INSTRUCTIONS FOR THE TASK » Keep the pictures out of the copy and repeat the records exactly.
══════
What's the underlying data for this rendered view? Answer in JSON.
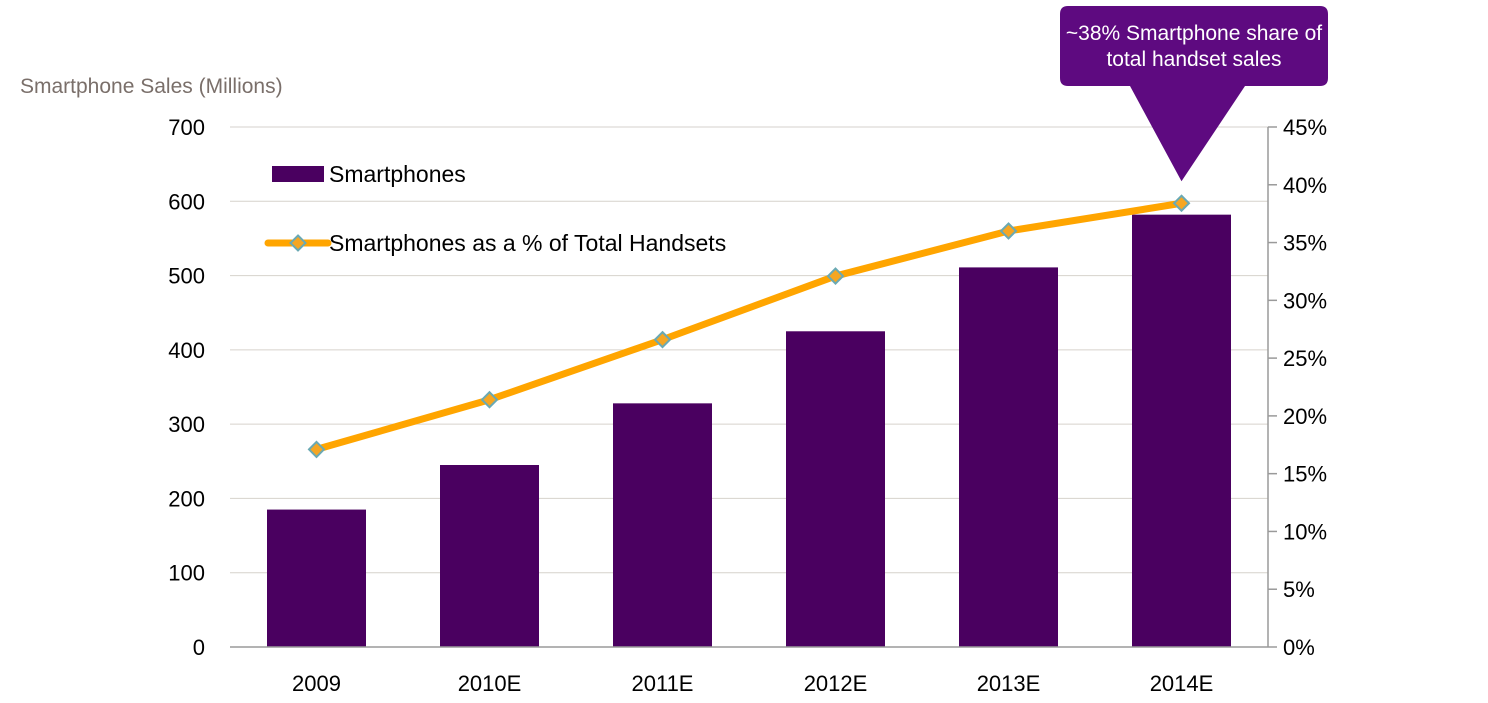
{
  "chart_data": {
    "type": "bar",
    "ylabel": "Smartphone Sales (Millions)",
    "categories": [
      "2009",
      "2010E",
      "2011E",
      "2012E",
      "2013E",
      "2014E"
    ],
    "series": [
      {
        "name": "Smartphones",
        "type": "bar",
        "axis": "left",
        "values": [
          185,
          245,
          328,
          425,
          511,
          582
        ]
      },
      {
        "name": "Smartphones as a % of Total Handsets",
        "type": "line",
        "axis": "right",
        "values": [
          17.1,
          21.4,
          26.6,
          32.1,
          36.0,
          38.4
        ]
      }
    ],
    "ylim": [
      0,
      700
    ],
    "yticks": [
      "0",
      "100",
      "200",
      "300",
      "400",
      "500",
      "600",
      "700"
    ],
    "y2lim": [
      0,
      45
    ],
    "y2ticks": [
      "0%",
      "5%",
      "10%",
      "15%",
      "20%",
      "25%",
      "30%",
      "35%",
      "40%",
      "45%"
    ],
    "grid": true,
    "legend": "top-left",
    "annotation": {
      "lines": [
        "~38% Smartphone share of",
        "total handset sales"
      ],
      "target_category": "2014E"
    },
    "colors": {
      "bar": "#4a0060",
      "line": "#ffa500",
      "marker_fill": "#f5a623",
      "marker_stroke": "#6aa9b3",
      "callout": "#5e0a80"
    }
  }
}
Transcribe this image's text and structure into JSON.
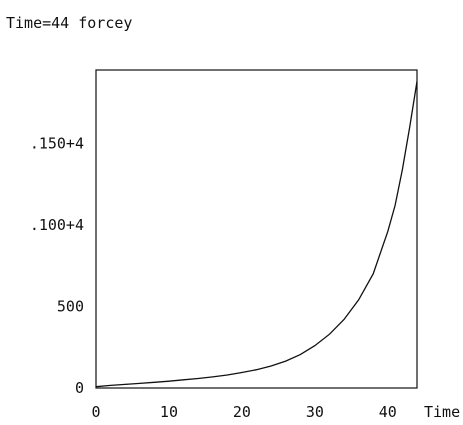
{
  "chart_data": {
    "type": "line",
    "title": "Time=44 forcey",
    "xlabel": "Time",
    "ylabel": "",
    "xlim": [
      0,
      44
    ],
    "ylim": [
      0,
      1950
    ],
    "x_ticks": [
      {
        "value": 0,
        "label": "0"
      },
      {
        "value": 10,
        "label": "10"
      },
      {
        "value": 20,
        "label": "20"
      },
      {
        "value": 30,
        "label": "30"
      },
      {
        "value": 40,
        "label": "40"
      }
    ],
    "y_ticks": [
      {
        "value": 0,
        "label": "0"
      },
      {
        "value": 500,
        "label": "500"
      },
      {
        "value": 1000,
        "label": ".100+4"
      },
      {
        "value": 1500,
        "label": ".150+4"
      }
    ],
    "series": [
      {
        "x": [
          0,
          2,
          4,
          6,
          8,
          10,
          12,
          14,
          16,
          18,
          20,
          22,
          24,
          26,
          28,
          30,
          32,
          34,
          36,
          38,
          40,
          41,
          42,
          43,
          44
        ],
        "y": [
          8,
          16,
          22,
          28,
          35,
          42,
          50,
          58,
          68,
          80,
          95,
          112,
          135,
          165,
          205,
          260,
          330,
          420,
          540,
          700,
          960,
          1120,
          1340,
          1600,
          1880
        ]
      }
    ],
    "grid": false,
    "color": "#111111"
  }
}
══════
SOLUTION FOR THIS TASK »
What's the underlying data for this rendered view? Answer in JSON.
{
  "chart_data": {
    "type": "bar",
    "ylabel": "Smartphone Sales (Millions)",
    "categories": [
      "2009",
      "2010E",
      "2011E",
      "2012E",
      "2013E",
      "2014E"
    ],
    "series": [
      {
        "name": "Smartphones",
        "type": "bar",
        "axis": "left",
        "values": [
          185,
          245,
          328,
          425,
          511,
          582
        ]
      },
      {
        "name": "Smartphones as a % of Total Handsets",
        "type": "line",
        "axis": "right",
        "values": [
          17.1,
          21.4,
          26.6,
          32.1,
          36.0,
          38.4
        ]
      }
    ],
    "ylim": [
      0,
      700
    ],
    "yticks": [
      "0",
      "100",
      "200",
      "300",
      "400",
      "500",
      "600",
      "700"
    ],
    "y2lim": [
      0,
      45
    ],
    "y2ticks": [
      "0%",
      "5%",
      "10%",
      "15%",
      "20%",
      "25%",
      "30%",
      "35%",
      "40%",
      "45%"
    ],
    "grid": true,
    "legend": "top-left",
    "annotation": {
      "lines": [
        "~38% Smartphone share of",
        "total handset sales"
      ],
      "target_category": "2014E"
    },
    "colors": {
      "bar": "#4a0060",
      "line": "#ffa500",
      "marker_fill": "#f5a623",
      "marker_stroke": "#6aa9b3",
      "callout": "#5e0a80"
    }
  }
}
Transcribe this image's text and structure into JSON.
{
  "chart_data": {
    "type": "line",
    "title": "Time=44 forcey",
    "xlabel": "Time",
    "ylabel": "",
    "xlim": [
      0,
      44
    ],
    "ylim": [
      0,
      1950
    ],
    "x_ticks": [
      {
        "value": 0,
        "label": "0"
      },
      {
        "value": 10,
        "label": "10"
      },
      {
        "value": 20,
        "label": "20"
      },
      {
        "value": 30,
        "label": "30"
      },
      {
        "value": 40,
        "label": "40"
      }
    ],
    "y_ticks": [
      {
        "value": 0,
        "label": "0"
      },
      {
        "value": 500,
        "label": "500"
      },
      {
        "value": 1000,
        "label": ".100+4"
      },
      {
        "value": 1500,
        "label": ".150+4"
      }
    ],
    "series": [
      {
        "x": [
          0,
          2,
          4,
          6,
          8,
          10,
          12,
          14,
          16,
          18,
          20,
          22,
          24,
          26,
          28,
          30,
          32,
          34,
          36,
          38,
          40,
          41,
          42,
          43,
          44
        ],
        "y": [
          8,
          16,
          22,
          28,
          35,
          42,
          50,
          58,
          68,
          80,
          95,
          112,
          135,
          165,
          205,
          260,
          330,
          420,
          540,
          700,
          960,
          1120,
          1340,
          1600,
          1880
        ]
      }
    ],
    "grid": false,
    "color": "#111111"
  }
}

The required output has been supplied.